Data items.
:::

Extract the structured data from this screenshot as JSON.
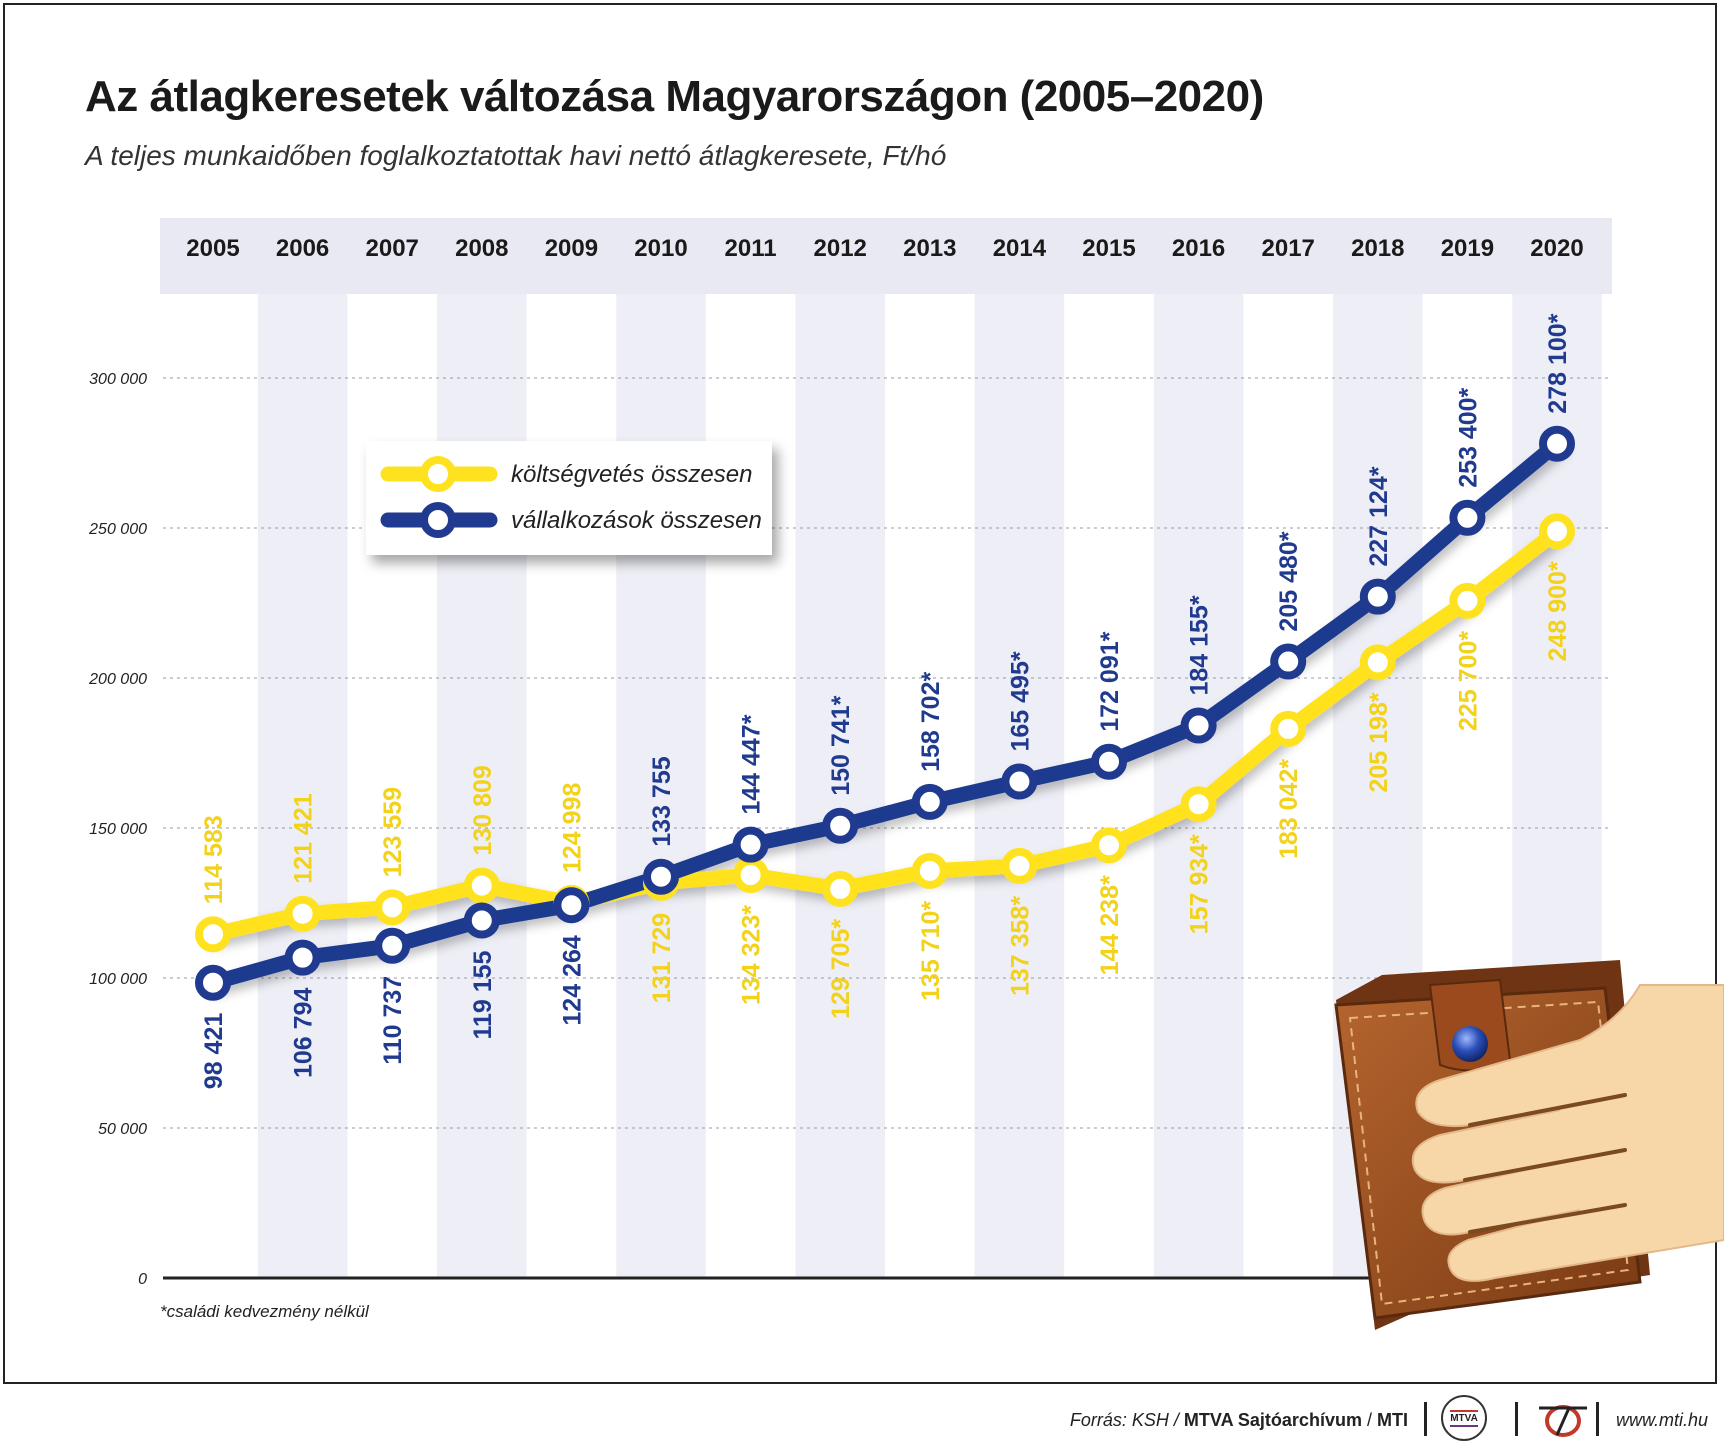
{
  "title": "Az átlagkeresetek változása Magyarországon (2005–2020)",
  "subtitle": "A teljes munkaidőben foglalkoztatottak havi nettó átlagkeresete, Ft/hó",
  "footnote": "*családi kedvezmény nélkül",
  "footer": {
    "source_prefix": "Forrás: KSH /",
    "source_bold": "MTVA Sajtóarchívum",
    "source_sep": "/",
    "source_mti": "MTI",
    "mtva_logo_text": "MTVA",
    "website": "www.mti.hu"
  },
  "colors": {
    "yellow": "#FFE21F",
    "yellow_label": "#F2D21B",
    "blue": "#1F3A8F",
    "band": "#EEEEF6",
    "header_band": "#E9E9F3"
  },
  "chart_data": {
    "type": "line",
    "categories": [
      "2005",
      "2006",
      "2007",
      "2008",
      "2009",
      "2010",
      "2011",
      "2012",
      "2013",
      "2014",
      "2015",
      "2016",
      "2017",
      "2018",
      "2019",
      "2020"
    ],
    "ylim": [
      0,
      300000
    ],
    "yticks": [
      0,
      50000,
      100000,
      150000,
      200000,
      250000,
      300000
    ],
    "ytick_labels": [
      "0",
      "50 000",
      "100 000",
      "150 000",
      "200 000",
      "250 000",
      "300 000"
    ],
    "grid": true,
    "legend_position": "upper-left",
    "series": [
      {
        "name": "költségvetés összesen",
        "color": "#FFE21F",
        "values": [
          114583,
          121421,
          123559,
          130809,
          124998,
          131729,
          134323,
          129705,
          135710,
          137358,
          144238,
          157934,
          183042,
          205198,
          225700,
          248900
        ],
        "labels": [
          "114 583",
          "121 421",
          "123 559",
          "130 809",
          "124 998",
          "131 729",
          "134 323*",
          "129 705*",
          "135 710*",
          "137 358*",
          "144 238*",
          "157 934*",
          "183 042*",
          "205 198*",
          "225 700*",
          "248 900*"
        ],
        "label_side": [
          "above",
          "above",
          "above",
          "above",
          "above",
          "below",
          "below",
          "below",
          "below",
          "below",
          "below",
          "below",
          "below",
          "below",
          "below",
          "below"
        ]
      },
      {
        "name": "vállalkozások összesen",
        "color": "#1F3A8F",
        "values": [
          98421,
          106794,
          110737,
          119155,
          124264,
          133755,
          144447,
          150741,
          158702,
          165495,
          172091,
          184155,
          205480,
          227124,
          253400,
          278100
        ],
        "labels": [
          "98 421",
          "106 794",
          "110 737",
          "119 155",
          "124 264",
          "133 755",
          "144 447*",
          "150 741*",
          "158 702*",
          "165 495*",
          "172 091*",
          "184 155*",
          "205 480*",
          "227 124*",
          "253 400*",
          "278 100*"
        ],
        "label_side": [
          "below",
          "below",
          "below",
          "below",
          "below",
          "above",
          "above",
          "above",
          "above",
          "above",
          "above",
          "above",
          "above",
          "above",
          "above",
          "above"
        ]
      }
    ]
  }
}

:::

Given task.
All of the material above should be reproduced exactly, except the pictures.

Written answer.
Extract the structured data from this screenshot as JSON.
{
  "title": "Az átlagkeresetek változása Magyarországon (2005–2020)",
  "subtitle": "A teljes munkaidőben foglalkoztatottak havi nettó átlagkeresete, Ft/hó",
  "footnote": "*családi kedvezmény nélkül",
  "footer": {
    "source_prefix": "Forrás: KSH /",
    "source_bold": "MTVA Sajtóarchívum",
    "source_sep": "/",
    "source_mti": "MTI",
    "mtva_logo_text": "MTVA",
    "website": "www.mti.hu"
  },
  "colors": {
    "yellow": "#FFE21F",
    "yellow_label": "#F2D21B",
    "blue": "#1F3A8F",
    "band": "#EEEEF6",
    "header_band": "#E9E9F3"
  },
  "chart_data": {
    "type": "line",
    "categories": [
      "2005",
      "2006",
      "2007",
      "2008",
      "2009",
      "2010",
      "2011",
      "2012",
      "2013",
      "2014",
      "2015",
      "2016",
      "2017",
      "2018",
      "2019",
      "2020"
    ],
    "ylim": [
      0,
      300000
    ],
    "yticks": [
      0,
      50000,
      100000,
      150000,
      200000,
      250000,
      300000
    ],
    "ytick_labels": [
      "0",
      "50 000",
      "100 000",
      "150 000",
      "200 000",
      "250 000",
      "300 000"
    ],
    "grid": true,
    "legend_position": "upper-left",
    "series": [
      {
        "name": "költségvetés összesen",
        "color": "#FFE21F",
        "values": [
          114583,
          121421,
          123559,
          130809,
          124998,
          131729,
          134323,
          129705,
          135710,
          137358,
          144238,
          157934,
          183042,
          205198,
          225700,
          248900
        ],
        "labels": [
          "114 583",
          "121 421",
          "123 559",
          "130 809",
          "124 998",
          "131 729",
          "134 323*",
          "129 705*",
          "135 710*",
          "137 358*",
          "144 238*",
          "157 934*",
          "183 042*",
          "205 198*",
          "225 700*",
          "248 900*"
        ],
        "label_side": [
          "above",
          "above",
          "above",
          "above",
          "above",
          "below",
          "below",
          "below",
          "below",
          "below",
          "below",
          "below",
          "below",
          "below",
          "below",
          "below"
        ]
      },
      {
        "name": "vállalkozások összesen",
        "color": "#1F3A8F",
        "values": [
          98421,
          106794,
          110737,
          119155,
          124264,
          133755,
          144447,
          150741,
          158702,
          165495,
          172091,
          184155,
          205480,
          227124,
          253400,
          278100
        ],
        "labels": [
          "98 421",
          "106 794",
          "110 737",
          "119 155",
          "124 264",
          "133 755",
          "144 447*",
          "150 741*",
          "158 702*",
          "165 495*",
          "172 091*",
          "184 155*",
          "205 480*",
          "227 124*",
          "253 400*",
          "278 100*"
        ],
        "label_side": [
          "below",
          "below",
          "below",
          "below",
          "below",
          "above",
          "above",
          "above",
          "above",
          "above",
          "above",
          "above",
          "above",
          "above",
          "above",
          "above"
        ]
      }
    ]
  }
}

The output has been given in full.